======== Data supplied ========

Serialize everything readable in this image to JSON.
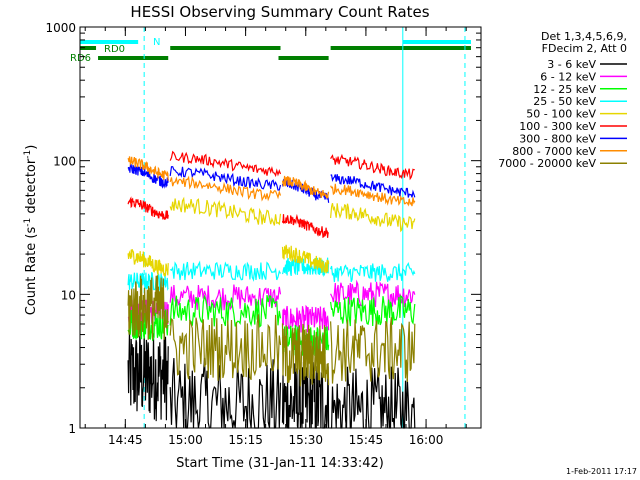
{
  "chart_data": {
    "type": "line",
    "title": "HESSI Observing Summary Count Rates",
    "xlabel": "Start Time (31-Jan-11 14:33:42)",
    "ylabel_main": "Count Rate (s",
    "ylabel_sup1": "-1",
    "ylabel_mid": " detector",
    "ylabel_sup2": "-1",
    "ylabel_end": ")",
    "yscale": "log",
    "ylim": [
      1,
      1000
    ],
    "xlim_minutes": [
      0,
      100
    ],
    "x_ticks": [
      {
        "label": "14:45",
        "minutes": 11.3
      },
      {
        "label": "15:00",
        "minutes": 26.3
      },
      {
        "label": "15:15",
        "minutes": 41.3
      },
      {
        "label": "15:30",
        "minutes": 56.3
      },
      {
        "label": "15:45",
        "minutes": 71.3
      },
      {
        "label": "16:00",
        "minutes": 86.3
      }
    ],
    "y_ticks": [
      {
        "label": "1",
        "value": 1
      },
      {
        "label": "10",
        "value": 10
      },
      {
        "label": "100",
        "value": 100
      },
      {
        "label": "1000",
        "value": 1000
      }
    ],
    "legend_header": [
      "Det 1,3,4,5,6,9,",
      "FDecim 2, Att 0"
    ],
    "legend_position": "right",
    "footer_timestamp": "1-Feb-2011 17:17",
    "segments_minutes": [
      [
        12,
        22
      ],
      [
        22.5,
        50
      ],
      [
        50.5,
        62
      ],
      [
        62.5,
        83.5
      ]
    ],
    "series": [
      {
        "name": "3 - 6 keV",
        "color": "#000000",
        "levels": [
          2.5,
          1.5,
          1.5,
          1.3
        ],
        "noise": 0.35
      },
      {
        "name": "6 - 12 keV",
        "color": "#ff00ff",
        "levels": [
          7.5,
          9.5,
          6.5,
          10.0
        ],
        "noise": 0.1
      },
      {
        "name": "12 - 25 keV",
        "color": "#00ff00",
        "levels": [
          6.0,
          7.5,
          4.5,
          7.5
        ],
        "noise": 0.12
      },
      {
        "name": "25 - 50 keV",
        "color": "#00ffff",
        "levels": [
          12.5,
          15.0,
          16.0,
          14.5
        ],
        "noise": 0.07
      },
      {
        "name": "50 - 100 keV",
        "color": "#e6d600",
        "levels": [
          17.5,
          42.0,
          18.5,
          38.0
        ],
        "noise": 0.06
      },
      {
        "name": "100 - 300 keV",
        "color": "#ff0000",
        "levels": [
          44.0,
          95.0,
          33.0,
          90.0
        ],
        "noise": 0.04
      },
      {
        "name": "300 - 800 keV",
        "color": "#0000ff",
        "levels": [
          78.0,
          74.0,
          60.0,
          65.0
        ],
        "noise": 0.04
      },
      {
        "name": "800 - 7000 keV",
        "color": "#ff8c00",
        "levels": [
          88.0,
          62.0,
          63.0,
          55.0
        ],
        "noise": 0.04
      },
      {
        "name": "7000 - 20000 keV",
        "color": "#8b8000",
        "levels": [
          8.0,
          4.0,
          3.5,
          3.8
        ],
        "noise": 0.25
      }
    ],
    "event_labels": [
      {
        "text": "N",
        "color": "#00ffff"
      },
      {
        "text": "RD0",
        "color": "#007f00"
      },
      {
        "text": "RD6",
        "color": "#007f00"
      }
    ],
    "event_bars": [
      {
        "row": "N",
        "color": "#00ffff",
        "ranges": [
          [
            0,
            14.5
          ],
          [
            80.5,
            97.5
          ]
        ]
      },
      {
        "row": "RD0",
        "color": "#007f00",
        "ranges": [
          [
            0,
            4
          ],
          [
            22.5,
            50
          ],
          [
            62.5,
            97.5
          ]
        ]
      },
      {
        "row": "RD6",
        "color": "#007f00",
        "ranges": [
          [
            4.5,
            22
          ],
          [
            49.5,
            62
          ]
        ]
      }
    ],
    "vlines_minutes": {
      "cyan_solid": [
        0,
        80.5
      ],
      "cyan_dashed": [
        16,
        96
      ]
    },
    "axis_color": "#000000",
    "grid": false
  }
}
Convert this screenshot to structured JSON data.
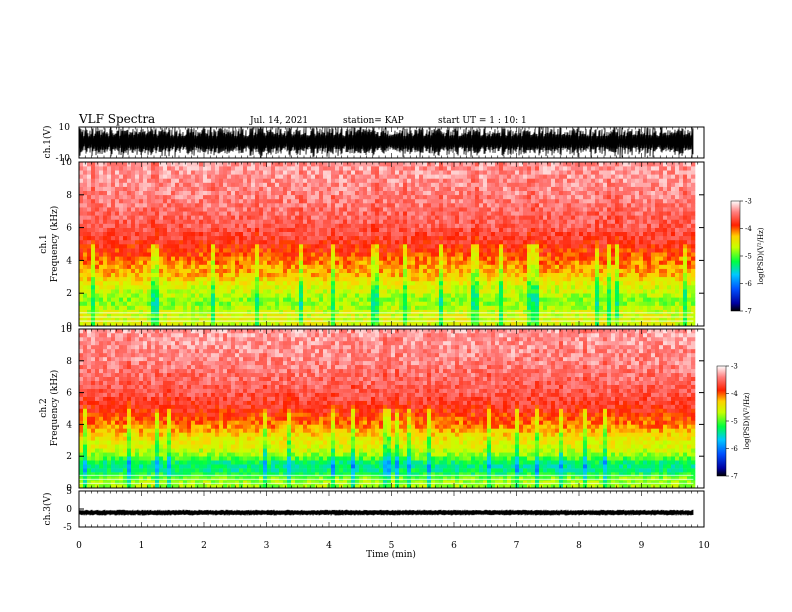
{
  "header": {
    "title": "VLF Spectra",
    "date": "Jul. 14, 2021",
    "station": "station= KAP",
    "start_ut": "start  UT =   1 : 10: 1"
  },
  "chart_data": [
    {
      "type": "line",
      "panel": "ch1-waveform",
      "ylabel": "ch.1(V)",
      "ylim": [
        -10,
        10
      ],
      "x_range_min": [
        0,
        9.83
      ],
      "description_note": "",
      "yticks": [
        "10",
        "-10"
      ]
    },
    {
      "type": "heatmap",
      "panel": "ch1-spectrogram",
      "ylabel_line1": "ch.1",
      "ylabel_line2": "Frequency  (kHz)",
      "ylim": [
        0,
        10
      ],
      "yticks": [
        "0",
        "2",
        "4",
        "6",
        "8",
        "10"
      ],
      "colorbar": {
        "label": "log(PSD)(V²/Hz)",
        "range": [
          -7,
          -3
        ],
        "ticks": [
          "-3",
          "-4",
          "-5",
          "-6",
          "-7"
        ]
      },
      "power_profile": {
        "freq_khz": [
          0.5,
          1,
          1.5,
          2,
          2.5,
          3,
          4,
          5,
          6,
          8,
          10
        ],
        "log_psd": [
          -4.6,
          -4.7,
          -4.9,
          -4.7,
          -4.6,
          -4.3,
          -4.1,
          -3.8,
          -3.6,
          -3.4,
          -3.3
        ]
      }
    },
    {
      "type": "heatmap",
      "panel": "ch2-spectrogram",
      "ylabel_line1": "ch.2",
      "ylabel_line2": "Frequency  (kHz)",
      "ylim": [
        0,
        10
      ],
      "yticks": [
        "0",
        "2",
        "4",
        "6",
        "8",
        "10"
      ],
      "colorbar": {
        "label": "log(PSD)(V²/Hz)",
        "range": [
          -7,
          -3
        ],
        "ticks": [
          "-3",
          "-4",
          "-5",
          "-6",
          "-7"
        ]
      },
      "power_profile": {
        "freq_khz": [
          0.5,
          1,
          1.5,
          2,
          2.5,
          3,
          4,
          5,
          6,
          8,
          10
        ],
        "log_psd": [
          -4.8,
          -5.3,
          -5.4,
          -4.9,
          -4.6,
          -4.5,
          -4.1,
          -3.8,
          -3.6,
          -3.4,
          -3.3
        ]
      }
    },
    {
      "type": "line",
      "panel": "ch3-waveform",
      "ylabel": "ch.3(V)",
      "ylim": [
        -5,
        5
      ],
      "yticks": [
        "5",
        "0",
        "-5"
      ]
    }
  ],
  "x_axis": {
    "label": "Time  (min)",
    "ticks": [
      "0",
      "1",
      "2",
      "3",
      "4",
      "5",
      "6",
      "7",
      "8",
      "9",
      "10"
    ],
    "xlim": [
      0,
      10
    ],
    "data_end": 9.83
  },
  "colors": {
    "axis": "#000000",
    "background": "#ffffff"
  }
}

========

#### Request
Retype the listing exactly. Pictures do not belong in the copy.

#### Task answer
Serialize everything readable in this image to JSON.
{
  "chart_data": {
    "type": "line",
    "title": "HESSI Observing Summary Count Rates",
    "xlabel": "Start Time (31-Jan-11 14:33:42)",
    "ylabel_main": "Count Rate (s",
    "ylabel_sup1": "-1",
    "ylabel_mid": " detector",
    "ylabel_sup2": "-1",
    "ylabel_end": ")",
    "yscale": "log",
    "ylim": [
      1,
      1000
    ],
    "xlim_minutes": [
      0,
      100
    ],
    "x_ticks": [
      {
        "label": "14:45",
        "minutes": 11.3
      },
      {
        "label": "15:00",
        "minutes": 26.3
      },
      {
        "label": "15:15",
        "minutes": 41.3
      },
      {
        "label": "15:30",
        "minutes": 56.3
      },
      {
        "label": "15:45",
        "minutes": 71.3
      },
      {
        "label": "16:00",
        "minutes": 86.3
      }
    ],
    "y_ticks": [
      {
        "label": "1",
        "value": 1
      },
      {
        "label": "10",
        "value": 10
      },
      {
        "label": "100",
        "value": 100
      },
      {
        "label": "1000",
        "value": 1000
      }
    ],
    "legend_header": [
      "Det 1,3,4,5,6,9,",
      "FDecim 2, Att 0"
    ],
    "legend_position": "right",
    "footer_timestamp": "1-Feb-2011 17:17",
    "segments_minutes": [
      [
        12,
        22
      ],
      [
        22.5,
        50
      ],
      [
        50.5,
        62
      ],
      [
        62.5,
        83.5
      ]
    ],
    "series": [
      {
        "name": "3 - 6 keV",
        "color": "#000000",
        "levels": [
          2.5,
          1.5,
          1.5,
          1.3
        ],
        "noise": 0.35
      },
      {
        "name": "6 - 12 keV",
        "color": "#ff00ff",
        "levels": [
          7.5,
          9.5,
          6.5,
          10.0
        ],
        "noise": 0.1
      },
      {
        "name": "12 - 25 keV",
        "color": "#00ff00",
        "levels": [
          6.0,
          7.5,
          4.5,
          7.5
        ],
        "noise": 0.12
      },
      {
        "name": "25 - 50 keV",
        "color": "#00ffff",
        "levels": [
          12.5,
          15.0,
          16.0,
          14.5
        ],
        "noise": 0.07
      },
      {
        "name": "50 - 100 keV",
        "color": "#e6d600",
        "levels": [
          17.5,
          42.0,
          18.5,
          38.0
        ],
        "noise": 0.06
      },
      {
        "name": "100 - 300 keV",
        "color": "#ff0000",
        "levels": [
          44.0,
          95.0,
          33.0,
          90.0
        ],
        "noise": 0.04
      },
      {
        "name": "300 - 800 keV",
        "color": "#0000ff",
        "levels": [
          78.0,
          74.0,
          60.0,
          65.0
        ],
        "noise": 0.04
      },
      {
        "name": "800 - 7000 keV",
        "color": "#ff8c00",
        "levels": [
          88.0,
          62.0,
          63.0,
          55.0
        ],
        "noise": 0.04
      },
      {
        "name": "7000 - 20000 keV",
        "color": "#8b8000",
        "levels": [
          8.0,
          4.0,
          3.5,
          3.8
        ],
        "noise": 0.25
      }
    ],
    "event_labels": [
      {
        "text": "N",
        "color": "#00ffff"
      },
      {
        "text": "RD0",
        "color": "#007f00"
      },
      {
        "text": "RD6",
        "color": "#007f00"
      }
    ],
    "event_bars": [
      {
        "row": "N",
        "color": "#00ffff",
        "ranges": [
          [
            0,
            14.5
          ],
          [
            80.5,
            97.5
          ]
        ]
      },
      {
        "row": "RD0",
        "color": "#007f00",
        "ranges": [
          [
            0,
            4
          ],
          [
            22.5,
            50
          ],
          [
            62.5,
            97.5
          ]
        ]
      },
      {
        "row": "RD6",
        "color": "#007f00",
        "ranges": [
          [
            4.5,
            22
          ],
          [
            49.5,
            62
          ]
        ]
      }
    ],
    "vlines_minutes": {
      "cyan_solid": [
        0,
        80.5
      ],
      "cyan_dashed": [
        16,
        96
      ]
    },
    "axis_color": "#000000",
    "grid": false
  }
}
Convert this screenshot to structured JSON data.
{
  "header": {
    "title": "VLF Spectra",
    "date": "Jul. 14, 2021",
    "station": "station= KAP",
    "start_ut": "start  UT =   1 : 10: 1"
  },
  "chart_data": [
    {
      "type": "line",
      "panel": "ch1-waveform",
      "ylabel": "ch.1(V)",
      "ylim": [
        -10,
        10
      ],
      "x_range_min": [
        0,
        9.83
      ],
      "description_note": "",
      "yticks": [
        "10",
        "-10"
      ]
    },
    {
      "type": "heatmap",
      "panel": "ch1-spectrogram",
      "ylabel_line1": "ch.1",
      "ylabel_line2": "Frequency  (kHz)",
      "ylim": [
        0,
        10
      ],
      "yticks": [
        "0",
        "2",
        "4",
        "6",
        "8",
        "10"
      ],
      "colorbar": {
        "label": "log(PSD)(V²/Hz)",
        "range": [
          -7,
          -3
        ],
        "ticks": [
          "-3",
          "-4",
          "-5",
          "-6",
          "-7"
        ]
      },
      "power_profile": {
        "freq_khz": [
          0.5,
          1,
          1.5,
          2,
          2.5,
          3,
          4,
          5,
          6,
          8,
          10
        ],
        "log_psd": [
          -4.6,
          -4.7,
          -4.9,
          -4.7,
          -4.6,
          -4.3,
          -4.1,
          -3.8,
          -3.6,
          -3.4,
          -3.3
        ]
      }
    },
    {
      "type": "heatmap",
      "panel": "ch2-spectrogram",
      "ylabel_line1": "ch.2",
      "ylabel_line2": "Frequency  (kHz)",
      "ylim": [
        0,
        10
      ],
      "yticks": [
        "0",
        "2",
        "4",
        "6",
        "8",
        "10"
      ],
      "colorbar": {
        "label": "log(PSD)(V²/Hz)",
        "range": [
          -7,
          -3
        ],
        "ticks": [
          "-3",
          "-4",
          "-5",
          "-6",
          "-7"
        ]
      },
      "power_profile": {
        "freq_khz": [
          0.5,
          1,
          1.5,
          2,
          2.5,
          3,
          4,
          5,
          6,
          8,
          10
        ],
        "log_psd": [
          -4.8,
          -5.3,
          -5.4,
          -4.9,
          -4.6,
          -4.5,
          -4.1,
          -3.8,
          -3.6,
          -3.4,
          -3.3
        ]
      }
    },
    {
      "type": "line",
      "panel": "ch3-waveform",
      "ylabel": "ch.3(V)",
      "ylim": [
        -5,
        5
      ],
      "yticks": [
        "5",
        "0",
        "-5"
      ]
    }
  ],
  "x_axis": {
    "label": "Time  (min)",
    "ticks": [
      "0",
      "1",
      "2",
      "3",
      "4",
      "5",
      "6",
      "7",
      "8",
      "9",
      "10"
    ],
    "xlim": [
      0,
      10
    ],
    "data_end": 9.83
  },
  "colors": {
    "axis": "#000000",
    "background": "#ffffff"
  }
}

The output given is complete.